Below is a block of data; give all of it again word for word.

Start of GIVEN INFORMATION

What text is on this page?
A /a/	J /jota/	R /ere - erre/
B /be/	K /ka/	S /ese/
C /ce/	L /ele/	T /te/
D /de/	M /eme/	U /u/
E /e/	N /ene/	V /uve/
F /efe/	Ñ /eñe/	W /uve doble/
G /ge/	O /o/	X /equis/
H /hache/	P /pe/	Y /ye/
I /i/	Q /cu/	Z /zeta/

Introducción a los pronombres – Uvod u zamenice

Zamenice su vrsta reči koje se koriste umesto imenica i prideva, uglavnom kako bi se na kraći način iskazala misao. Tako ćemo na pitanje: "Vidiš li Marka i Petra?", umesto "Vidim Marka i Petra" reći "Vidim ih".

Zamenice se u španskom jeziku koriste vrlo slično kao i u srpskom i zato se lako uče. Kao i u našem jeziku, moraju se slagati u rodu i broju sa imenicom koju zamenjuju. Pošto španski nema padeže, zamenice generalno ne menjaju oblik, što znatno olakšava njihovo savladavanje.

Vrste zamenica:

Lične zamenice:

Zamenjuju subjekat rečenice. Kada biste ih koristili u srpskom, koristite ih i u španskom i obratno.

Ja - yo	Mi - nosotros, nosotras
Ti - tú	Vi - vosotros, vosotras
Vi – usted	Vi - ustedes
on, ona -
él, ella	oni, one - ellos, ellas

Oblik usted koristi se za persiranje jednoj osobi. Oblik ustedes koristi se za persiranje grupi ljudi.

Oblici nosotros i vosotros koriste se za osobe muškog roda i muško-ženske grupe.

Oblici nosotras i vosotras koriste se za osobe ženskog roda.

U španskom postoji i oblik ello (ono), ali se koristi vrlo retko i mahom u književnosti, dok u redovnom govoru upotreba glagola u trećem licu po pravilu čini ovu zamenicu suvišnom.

End of GIVEN INFORMATION

> **TASK RESULT**:
What text is on this page?
A /a/	J /jota/	R /ere - erre/
B /be/	K /ka/	S /ese/
C /ce/	L /ele/	T /te/
D /de/	M /eme/	U /u/
E /e/	N /ene/	V /uve/
F /efe/	Ñ /eñe/	W /uve doble/
G /ge/	O /o/	X /equis/
H /hache/	P /pe/	Y /ye/
I /i/	Q /cu/	Z /zeta/

Introducción a los pronombres – Uvod u zamenice

Zamenice su vrsta reči koje se koriste umesto imenica i prideva, uglavnom kako bi se na kraći način iskazala misao. Tako ćemo na pitanje: "Vidiš li Marka i Petra?", umesto "Vidim Marka i Petra" reći "Vidim ih".

Zamenice se u španskom jeziku koriste vrlo slično kao i u srpskom i zato se lako uče. Kao i u našem jeziku, moraju se slagati u rodu i broju sa imenicom koju zamenjuju. Pošto španski nema padeže, zamenice generalno ne menjaju oblik, što znatno olakšava njihovo savladavanje.

Vrste zamenica:

Lične zamenice:

Zamenjuju subjekat rečenice. Kada biste ih koristili u srpskom, koristite ih i u španskom i obratno.

Ja - yo	Mi - nosotros, nosotras
Ti - tú	Vi - vosotros, vosotras
Vi – usted	Vi - ustedes
on, ona -
él, ella	oni, one - ellos, ellas

Oblik usted koristi se za persiranje jednoj osobi. Oblik ustedes koristi se za persiranje grupi ljudi.

Oblici nosotros i vosotros koriste se za osobe muškog roda i muško-ženske grupe.

Oblici nosotras i vosotras koriste se za osobe ženskog roda.

U španskom postoji i oblik ello (ono), ali se koristi vrlo retko i mahom u književnosti, dok u redovnom govoru upotreba glagola u trećem licu po pravilu čini ovu zamenicu suvišnom.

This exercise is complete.